Цитируемый текст:
_____

Формотворчество

Начав использовать различные материалы согласно своим потребностям в новых пред­метах, человек меняет природу. Она стано­вится поставщиком материала, преобразуемого согласно тому, что будут делать при помощи вновь созданной вещи. Камню человек придает такую форму, чтобы его удобно было взять в руку и отскрести им мясо от шкуры убитого животного. Он научается отбивать от речной гальки или кремня части так, чтобы получить более или менее острое ребро. С появлением составных орудий человек уже умеет вставить топорище в каменный топор, привя­зать тетиву к луку. Сама возможность этих действий говорит о том, что человек сделал чрезвычайно важное открытие, а именно, что форма вещи должна соответствовать ее функции, а также что форма найденного им материала может быть изменена и приспособлена к новой для нее роли. Но это означает также, что у него появляется представление - пусть пока еще и смутное - о новой форме, которую он должен придать этому материалу. Скажем, у него в руках ком влажной глины (имеющий пока собственную форму). Но человек представляет себе ту форму горшка, под которую он должен "подогнать" этот ком, чтобы появившийся горшок стал нормальной посудой. Возникает некоторая - еще на уровне представлений - цепочка: материал (со своей формой) - функция - новая форма. И каждое действие по изготовлению нового предмета связано с сопоставлением формы материала в данный момент с тем, что должно из него получиться, с тем, чего еще нет в действительности, но существует в виде идеального образа будущего предмета.

Это, конечно, не значит, что представление о нужной форме у человека полностью независимо от материала и функции вещи, обособлено от них и может существовать независимо от них. Горшок представляется вместе с глиной, из которой он должен быть сделан, топор - вместе с камнем и деревянным топорищем. Это сегодня мы могли бы отделить форму горшка и отобразить ее в чертеже или даже в математической формуле, то есть мыслить ее отделенной от материала. Но все же очень-очень давно первый шаг в сторону обнаружения чистой формы человек уже сделал.

Практическая деятельность человека, таким образом, всегда связана с творчеством новых форм, с формотворчеством. Но преобразование старой формы в новую не всегда есть творчество чего-то уникального, еще не имеющего образца; чаще всего такое преобразование связано с рутинными, повторяющимися изо дня в день процедурами, закрепленными навыками обработки того или иного материала для изготовления той или иной полезной вещи. Такое повторение меняет и самого человека. Homo faber (человек делающий) - это совокупность консервативных навыков изготов­ления простых вещей.

Разумеется, способы изготовления вещей развиваются. Чело­век открывает (иногда случайно) все новые и новые приемы обра­ботки материала. Развивается его интеллект, усложняется дея­тельность. Но это не означает, что с появлением человека нового типа (Homo sapiens - человек разумный), старый тип из него как бы выветривается. И сегодня мы видим, что во многих типах дея­тельности - ремесленной, сельскохозяйственной, спортивной, час­то и в умственной (как бухгалтерия) человек предстает как су­щество, способное лишь на повторяющиеся, однообразные дейст­вия. Особенно ярким примером здесь может служить конвейер.

_____

Показанные записи:
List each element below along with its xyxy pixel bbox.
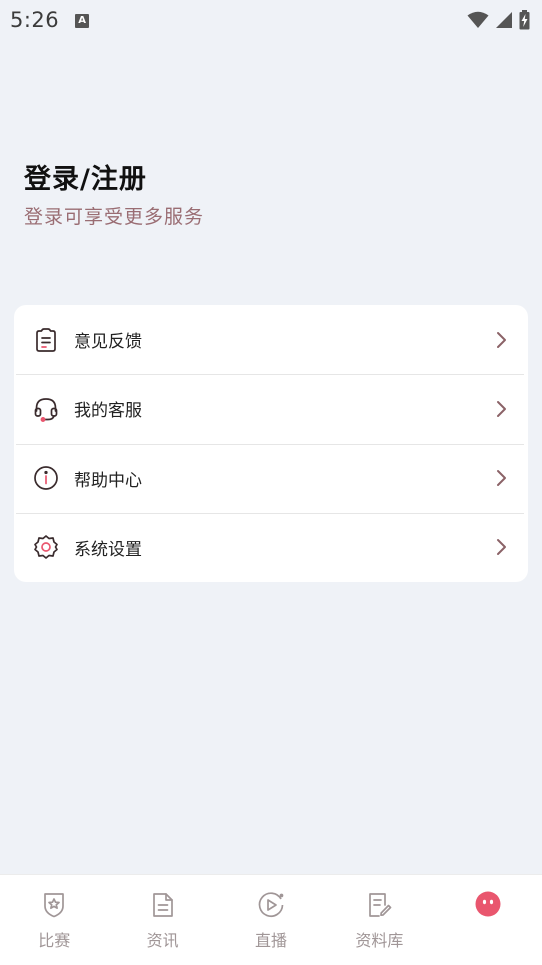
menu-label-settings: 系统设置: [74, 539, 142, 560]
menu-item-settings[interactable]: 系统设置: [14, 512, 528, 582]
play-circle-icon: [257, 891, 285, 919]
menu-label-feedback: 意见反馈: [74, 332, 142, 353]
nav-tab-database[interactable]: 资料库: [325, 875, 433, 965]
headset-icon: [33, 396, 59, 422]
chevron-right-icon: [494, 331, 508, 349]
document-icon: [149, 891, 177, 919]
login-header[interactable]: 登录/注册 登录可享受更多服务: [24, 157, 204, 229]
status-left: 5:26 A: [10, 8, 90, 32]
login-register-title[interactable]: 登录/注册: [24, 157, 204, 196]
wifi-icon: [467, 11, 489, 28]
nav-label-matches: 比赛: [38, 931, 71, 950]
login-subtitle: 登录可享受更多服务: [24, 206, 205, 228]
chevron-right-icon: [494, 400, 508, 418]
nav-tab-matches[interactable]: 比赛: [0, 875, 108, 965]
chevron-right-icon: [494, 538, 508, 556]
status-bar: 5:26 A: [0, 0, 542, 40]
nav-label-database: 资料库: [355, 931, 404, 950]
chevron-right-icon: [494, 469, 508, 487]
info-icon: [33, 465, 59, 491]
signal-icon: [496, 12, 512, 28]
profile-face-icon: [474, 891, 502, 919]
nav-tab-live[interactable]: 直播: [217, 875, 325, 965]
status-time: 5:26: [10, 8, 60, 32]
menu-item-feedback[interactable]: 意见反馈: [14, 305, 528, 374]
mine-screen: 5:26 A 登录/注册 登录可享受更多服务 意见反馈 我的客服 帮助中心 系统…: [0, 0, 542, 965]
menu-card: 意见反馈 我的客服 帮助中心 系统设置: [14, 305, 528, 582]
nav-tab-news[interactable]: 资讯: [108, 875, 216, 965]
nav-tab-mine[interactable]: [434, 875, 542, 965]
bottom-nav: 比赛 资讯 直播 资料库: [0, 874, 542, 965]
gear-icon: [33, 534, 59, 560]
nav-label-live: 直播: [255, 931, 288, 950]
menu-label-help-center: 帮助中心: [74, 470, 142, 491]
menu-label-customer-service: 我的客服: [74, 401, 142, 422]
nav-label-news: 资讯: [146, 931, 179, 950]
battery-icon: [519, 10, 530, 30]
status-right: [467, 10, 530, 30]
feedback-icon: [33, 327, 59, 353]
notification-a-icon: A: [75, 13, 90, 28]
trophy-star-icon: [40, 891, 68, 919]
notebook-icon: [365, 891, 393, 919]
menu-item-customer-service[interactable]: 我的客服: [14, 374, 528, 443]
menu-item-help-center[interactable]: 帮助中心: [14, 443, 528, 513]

_____

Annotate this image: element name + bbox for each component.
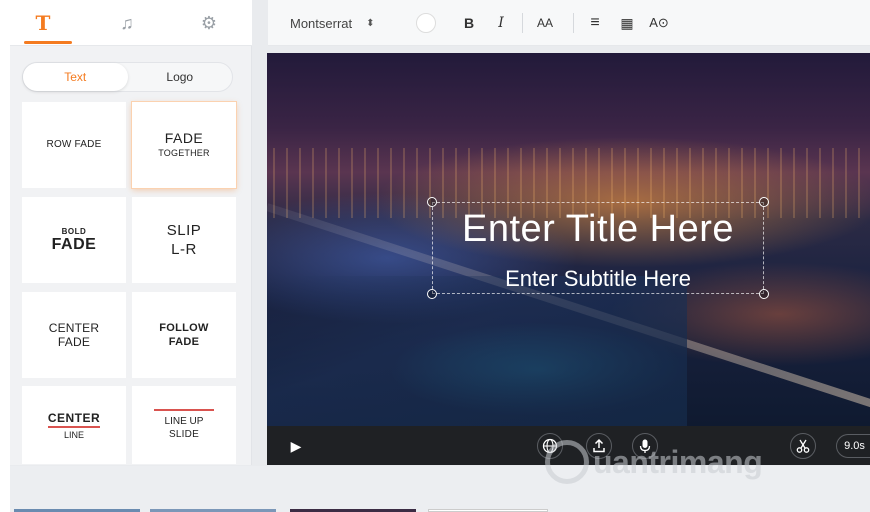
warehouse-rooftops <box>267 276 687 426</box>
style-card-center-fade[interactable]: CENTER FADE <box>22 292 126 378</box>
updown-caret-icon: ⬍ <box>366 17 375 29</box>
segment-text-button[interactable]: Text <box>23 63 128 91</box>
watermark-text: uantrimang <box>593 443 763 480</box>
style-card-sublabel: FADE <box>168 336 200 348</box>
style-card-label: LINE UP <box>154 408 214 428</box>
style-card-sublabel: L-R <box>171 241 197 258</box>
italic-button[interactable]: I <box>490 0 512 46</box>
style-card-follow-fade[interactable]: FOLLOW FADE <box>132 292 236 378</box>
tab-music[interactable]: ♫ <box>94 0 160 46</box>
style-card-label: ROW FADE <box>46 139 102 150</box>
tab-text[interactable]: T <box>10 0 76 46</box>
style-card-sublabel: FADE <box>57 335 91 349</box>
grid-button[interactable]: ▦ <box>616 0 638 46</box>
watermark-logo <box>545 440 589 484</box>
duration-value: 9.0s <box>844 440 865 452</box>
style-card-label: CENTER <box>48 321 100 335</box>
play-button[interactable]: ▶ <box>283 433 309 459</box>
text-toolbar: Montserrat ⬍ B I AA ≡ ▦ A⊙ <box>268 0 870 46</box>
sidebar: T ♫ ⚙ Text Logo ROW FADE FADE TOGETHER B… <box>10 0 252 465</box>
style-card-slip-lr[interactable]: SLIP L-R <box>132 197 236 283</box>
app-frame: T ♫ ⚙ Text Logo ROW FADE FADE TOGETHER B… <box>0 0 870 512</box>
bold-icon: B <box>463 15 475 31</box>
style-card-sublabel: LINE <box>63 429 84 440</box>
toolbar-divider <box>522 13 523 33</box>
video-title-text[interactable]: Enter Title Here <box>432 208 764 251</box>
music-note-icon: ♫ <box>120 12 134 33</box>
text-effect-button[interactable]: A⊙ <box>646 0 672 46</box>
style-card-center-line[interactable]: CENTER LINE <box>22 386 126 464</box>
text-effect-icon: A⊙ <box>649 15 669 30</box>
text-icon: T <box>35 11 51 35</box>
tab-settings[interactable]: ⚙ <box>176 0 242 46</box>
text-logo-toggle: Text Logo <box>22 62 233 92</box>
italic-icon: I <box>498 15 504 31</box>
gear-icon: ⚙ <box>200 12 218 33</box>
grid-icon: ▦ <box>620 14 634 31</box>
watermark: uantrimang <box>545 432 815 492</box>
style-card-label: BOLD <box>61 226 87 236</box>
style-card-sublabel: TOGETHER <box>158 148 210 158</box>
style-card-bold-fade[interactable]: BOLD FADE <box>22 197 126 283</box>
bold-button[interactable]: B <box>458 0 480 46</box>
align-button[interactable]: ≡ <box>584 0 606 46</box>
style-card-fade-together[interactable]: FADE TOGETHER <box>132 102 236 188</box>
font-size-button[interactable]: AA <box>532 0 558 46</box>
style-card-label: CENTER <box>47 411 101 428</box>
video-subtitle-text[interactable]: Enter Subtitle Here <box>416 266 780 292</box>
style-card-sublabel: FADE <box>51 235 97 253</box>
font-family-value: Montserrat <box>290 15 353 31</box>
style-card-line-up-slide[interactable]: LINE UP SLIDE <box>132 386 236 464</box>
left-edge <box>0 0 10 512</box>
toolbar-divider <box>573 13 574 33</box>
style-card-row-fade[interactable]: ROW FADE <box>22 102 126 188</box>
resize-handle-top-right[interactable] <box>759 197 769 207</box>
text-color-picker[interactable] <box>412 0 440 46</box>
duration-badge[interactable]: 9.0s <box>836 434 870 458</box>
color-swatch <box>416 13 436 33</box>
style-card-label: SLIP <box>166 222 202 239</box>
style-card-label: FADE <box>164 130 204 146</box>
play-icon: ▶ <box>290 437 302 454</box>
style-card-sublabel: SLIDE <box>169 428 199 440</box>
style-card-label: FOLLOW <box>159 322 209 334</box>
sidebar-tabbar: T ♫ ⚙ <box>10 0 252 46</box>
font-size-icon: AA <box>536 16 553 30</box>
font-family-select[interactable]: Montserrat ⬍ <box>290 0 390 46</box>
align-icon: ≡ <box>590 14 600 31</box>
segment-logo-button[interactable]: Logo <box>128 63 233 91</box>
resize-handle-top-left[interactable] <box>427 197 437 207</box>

_____

Ваши задания:
1/ Что в тексте о формотворчестве названо особенно ярким примером деятельности, где человек способен лишь на повторяющиеся, однообразные действия?
2/ Преобразуйте в JSON-список строк тот фрагмент записей, который открывается строкой, содержащей «menu-label-settings: 系统设置: [74, 539, 142, 560]», и закрывается строкой, содержащей «nav-tab-matches[interactable]: 比赛: [0, 875, 108, 965]», включая обе эти строки. Каждая строка фрагмента должна стать отдельным элементом списка, а пустые строки нужно пропустить.

Ответы по порядку:
1/ Конвейер.

2/
[
  "menu-label-settings: 系统设置: [74, 539, 142, 560]",
  "menu-item-settings[interactable]: 系统设置: [14, 512, 528, 582]",
  "play-circle-icon: [257, 891, 285, 919]",
  "menu-label-feedback: 意见反馈: [74, 332, 142, 353]",
  "nav-tab-database[interactable]: 资料库: [325, 875, 433, 965]",
  "headset-icon: [33, 396, 59, 422]",
  "chevron-right-icon: [494, 331, 508, 349]",
  "document-icon: [149, 891, 177, 919]",
  "login-header[interactable]: 登录/注册 登录可享受更多服务: [24, 157, 204, 229]",
  "status-left: 5:26 A: [10, 8, 90, 32]",
  "login-register-title[interactable]: 登录/注册: [24, 157, 204, 196]",
  "wifi-icon: [467, 11, 489, 28]",
  "nav-label-matches: 比赛: [38, 931, 71, 950]",
  "login-subtitle: 登录可享受更多服务: [24, 206, 205, 228]",
  "chevron-right-icon: [494, 400, 508, 418]",
  "nav-tab-matches[interactable]: 比赛: [0, 875, 108, 965]"
]